> _Material for the task_:
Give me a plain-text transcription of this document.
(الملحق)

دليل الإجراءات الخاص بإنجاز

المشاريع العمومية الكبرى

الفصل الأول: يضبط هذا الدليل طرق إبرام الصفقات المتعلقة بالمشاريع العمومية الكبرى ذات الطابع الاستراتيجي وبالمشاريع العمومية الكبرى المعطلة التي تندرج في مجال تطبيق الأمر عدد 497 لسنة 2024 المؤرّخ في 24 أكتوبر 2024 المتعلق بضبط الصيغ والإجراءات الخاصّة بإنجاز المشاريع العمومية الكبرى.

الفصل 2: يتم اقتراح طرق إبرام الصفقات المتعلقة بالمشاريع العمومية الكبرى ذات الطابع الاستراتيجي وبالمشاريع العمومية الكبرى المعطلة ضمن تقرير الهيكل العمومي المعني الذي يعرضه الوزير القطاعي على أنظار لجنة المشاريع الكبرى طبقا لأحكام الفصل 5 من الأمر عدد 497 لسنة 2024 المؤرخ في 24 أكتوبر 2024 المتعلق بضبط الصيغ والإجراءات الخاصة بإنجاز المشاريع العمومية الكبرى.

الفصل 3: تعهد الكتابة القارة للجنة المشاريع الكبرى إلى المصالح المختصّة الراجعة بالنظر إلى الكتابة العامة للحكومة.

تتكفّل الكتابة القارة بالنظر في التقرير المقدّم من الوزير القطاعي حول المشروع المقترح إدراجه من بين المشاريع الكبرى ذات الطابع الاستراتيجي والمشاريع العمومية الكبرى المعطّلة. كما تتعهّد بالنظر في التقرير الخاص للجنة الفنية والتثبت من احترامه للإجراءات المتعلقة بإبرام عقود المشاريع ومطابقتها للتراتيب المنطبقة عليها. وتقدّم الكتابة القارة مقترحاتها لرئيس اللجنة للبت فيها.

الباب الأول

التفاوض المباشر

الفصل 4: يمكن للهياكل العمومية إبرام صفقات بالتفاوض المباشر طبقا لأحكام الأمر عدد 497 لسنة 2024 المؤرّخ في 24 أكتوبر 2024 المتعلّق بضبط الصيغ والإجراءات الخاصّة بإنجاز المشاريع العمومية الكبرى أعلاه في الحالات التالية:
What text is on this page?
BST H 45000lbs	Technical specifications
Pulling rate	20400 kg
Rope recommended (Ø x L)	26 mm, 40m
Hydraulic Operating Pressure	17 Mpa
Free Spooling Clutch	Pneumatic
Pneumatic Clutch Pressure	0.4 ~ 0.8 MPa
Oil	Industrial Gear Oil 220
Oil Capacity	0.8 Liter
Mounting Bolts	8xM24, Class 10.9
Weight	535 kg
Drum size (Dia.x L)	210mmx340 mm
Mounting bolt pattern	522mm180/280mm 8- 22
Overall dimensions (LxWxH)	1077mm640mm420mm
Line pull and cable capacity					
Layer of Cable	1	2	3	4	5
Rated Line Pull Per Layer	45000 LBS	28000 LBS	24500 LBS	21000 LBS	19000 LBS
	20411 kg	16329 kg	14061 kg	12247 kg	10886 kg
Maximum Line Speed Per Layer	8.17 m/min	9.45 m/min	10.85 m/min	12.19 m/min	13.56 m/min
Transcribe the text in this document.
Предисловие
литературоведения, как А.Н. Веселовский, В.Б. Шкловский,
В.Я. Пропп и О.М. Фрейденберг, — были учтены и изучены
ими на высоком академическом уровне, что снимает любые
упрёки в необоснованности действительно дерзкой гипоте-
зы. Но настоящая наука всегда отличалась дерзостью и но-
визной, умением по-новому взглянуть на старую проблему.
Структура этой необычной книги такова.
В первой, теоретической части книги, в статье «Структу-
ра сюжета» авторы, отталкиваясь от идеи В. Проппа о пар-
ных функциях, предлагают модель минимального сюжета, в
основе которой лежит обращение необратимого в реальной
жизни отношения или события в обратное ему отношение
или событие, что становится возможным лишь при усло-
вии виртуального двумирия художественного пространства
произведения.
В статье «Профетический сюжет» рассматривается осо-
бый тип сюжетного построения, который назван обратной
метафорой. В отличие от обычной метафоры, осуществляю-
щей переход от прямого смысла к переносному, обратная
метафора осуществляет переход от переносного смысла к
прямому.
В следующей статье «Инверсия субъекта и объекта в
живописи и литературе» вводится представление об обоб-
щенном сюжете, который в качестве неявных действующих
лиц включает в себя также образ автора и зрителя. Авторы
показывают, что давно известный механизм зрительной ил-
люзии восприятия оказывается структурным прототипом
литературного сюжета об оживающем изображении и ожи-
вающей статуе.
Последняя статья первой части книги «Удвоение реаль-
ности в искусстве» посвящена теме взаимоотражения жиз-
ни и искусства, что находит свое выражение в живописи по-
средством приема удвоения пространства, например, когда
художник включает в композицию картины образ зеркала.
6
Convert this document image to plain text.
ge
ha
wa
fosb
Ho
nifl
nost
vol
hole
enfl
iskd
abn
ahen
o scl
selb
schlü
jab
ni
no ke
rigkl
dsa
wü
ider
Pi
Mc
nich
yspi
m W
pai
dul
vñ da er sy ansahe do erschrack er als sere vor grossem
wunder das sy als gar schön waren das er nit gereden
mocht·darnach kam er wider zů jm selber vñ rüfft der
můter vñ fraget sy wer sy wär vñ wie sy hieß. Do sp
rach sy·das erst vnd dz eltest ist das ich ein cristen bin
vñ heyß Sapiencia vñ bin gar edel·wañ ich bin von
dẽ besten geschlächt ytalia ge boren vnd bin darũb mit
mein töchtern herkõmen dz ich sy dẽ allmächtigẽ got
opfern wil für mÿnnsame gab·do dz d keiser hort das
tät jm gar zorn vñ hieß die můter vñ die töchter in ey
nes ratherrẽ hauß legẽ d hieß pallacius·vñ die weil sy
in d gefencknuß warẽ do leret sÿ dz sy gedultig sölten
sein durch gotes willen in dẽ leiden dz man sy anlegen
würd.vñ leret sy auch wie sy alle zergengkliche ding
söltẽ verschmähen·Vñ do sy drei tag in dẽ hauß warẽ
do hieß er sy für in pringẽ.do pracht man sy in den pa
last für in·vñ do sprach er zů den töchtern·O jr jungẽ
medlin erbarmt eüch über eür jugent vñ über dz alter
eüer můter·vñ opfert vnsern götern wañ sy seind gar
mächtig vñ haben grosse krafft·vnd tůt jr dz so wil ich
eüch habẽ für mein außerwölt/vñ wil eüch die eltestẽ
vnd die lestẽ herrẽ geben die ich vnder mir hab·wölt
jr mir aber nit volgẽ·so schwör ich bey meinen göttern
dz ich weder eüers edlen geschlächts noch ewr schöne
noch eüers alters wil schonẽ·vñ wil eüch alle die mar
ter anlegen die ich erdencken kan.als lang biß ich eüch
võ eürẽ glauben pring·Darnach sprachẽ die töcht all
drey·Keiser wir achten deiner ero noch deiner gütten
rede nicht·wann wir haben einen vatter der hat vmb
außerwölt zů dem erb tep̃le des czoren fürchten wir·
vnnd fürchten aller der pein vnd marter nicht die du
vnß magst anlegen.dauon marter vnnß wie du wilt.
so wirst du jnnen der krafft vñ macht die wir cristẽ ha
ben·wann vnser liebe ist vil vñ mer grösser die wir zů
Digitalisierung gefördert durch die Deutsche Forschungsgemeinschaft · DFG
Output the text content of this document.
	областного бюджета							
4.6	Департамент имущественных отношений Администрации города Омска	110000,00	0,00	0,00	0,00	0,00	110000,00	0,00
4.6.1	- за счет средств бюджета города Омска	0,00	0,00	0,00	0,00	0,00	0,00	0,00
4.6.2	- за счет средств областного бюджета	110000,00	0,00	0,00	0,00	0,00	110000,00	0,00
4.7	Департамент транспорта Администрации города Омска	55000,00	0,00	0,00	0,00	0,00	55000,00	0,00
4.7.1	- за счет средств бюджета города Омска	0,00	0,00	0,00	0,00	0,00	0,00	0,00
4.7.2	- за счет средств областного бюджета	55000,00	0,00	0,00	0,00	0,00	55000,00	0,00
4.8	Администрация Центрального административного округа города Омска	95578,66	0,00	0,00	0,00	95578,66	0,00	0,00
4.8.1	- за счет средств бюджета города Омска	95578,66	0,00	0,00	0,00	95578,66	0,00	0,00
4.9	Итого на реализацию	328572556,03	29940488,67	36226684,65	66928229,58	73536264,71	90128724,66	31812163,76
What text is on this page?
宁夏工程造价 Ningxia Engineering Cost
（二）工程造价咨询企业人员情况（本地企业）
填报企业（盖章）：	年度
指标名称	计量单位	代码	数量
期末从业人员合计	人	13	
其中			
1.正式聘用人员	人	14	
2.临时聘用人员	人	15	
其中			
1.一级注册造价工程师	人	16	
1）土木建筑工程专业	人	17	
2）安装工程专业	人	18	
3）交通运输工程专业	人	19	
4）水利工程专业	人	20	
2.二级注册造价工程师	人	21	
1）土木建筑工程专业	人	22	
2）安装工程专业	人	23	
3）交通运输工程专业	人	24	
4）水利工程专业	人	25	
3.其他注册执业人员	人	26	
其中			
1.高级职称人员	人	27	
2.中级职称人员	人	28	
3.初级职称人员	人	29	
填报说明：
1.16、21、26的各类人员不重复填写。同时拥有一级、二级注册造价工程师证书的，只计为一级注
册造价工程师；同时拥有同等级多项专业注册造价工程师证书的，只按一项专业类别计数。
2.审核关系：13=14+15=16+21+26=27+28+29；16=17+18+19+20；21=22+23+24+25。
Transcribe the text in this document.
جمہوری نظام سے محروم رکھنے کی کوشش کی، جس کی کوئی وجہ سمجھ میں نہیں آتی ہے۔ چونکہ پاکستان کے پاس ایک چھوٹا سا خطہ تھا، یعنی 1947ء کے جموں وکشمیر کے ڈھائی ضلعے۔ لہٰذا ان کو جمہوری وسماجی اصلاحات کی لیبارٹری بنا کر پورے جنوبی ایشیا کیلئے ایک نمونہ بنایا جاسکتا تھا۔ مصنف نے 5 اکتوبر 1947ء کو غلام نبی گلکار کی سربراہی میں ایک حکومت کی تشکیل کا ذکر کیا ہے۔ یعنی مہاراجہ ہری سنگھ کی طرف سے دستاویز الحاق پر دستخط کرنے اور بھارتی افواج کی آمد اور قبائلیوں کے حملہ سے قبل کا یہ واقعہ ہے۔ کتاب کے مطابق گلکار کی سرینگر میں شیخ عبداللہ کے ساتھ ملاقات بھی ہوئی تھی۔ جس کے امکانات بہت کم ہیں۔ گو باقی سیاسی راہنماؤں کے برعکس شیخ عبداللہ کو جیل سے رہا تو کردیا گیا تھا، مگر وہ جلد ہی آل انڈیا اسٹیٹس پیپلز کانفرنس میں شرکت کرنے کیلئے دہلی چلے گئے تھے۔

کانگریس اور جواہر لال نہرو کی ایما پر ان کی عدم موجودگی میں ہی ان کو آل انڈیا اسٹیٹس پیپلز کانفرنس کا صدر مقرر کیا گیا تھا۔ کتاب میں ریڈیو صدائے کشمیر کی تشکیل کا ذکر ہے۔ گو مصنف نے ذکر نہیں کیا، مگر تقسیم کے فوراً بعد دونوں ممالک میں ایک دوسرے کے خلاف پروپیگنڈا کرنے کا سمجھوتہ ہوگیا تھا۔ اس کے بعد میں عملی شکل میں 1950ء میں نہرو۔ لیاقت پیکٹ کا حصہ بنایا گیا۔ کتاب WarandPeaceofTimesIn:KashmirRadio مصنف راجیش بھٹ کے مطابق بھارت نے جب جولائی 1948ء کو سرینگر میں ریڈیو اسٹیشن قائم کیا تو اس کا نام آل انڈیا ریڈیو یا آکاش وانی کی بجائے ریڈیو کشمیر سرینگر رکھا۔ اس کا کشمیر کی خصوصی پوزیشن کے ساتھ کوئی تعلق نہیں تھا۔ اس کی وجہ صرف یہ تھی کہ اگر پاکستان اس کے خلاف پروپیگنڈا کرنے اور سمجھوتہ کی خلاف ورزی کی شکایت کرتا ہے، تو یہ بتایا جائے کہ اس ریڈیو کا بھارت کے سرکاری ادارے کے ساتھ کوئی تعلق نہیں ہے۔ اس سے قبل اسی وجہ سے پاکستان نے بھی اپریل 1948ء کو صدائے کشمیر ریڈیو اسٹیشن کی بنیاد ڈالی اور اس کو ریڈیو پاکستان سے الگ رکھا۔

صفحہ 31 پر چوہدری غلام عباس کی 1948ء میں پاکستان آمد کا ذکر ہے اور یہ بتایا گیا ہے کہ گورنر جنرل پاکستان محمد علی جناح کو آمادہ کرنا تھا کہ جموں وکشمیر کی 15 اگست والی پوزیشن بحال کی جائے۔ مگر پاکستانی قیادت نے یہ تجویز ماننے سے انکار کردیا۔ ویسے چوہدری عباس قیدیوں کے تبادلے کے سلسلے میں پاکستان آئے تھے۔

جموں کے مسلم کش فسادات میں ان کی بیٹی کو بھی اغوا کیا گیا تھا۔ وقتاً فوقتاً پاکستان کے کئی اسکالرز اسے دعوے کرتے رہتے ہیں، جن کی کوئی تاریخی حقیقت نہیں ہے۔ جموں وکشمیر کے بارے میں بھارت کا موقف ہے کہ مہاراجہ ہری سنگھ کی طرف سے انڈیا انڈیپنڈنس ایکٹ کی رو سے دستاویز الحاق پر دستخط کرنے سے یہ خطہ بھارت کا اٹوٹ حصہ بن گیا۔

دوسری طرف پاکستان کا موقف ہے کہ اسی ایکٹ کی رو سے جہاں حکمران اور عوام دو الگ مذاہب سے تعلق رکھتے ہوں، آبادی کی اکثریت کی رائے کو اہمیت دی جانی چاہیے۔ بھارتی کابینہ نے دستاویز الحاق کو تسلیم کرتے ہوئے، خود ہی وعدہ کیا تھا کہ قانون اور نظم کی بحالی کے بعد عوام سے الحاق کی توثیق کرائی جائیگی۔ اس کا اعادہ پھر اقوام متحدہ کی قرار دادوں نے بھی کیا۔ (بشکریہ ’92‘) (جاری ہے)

> _Exercise instructions_: Pull out each line containing the word "this" and copy it.

> _Answer to the exercise_:
Give me a plain-text transcription of this document.
What text is on this page?
Transcribe the text in this document.
Convert this document image to plain text.
Output the text content of this document.
What text is on this page?
Transcribe the text in this document.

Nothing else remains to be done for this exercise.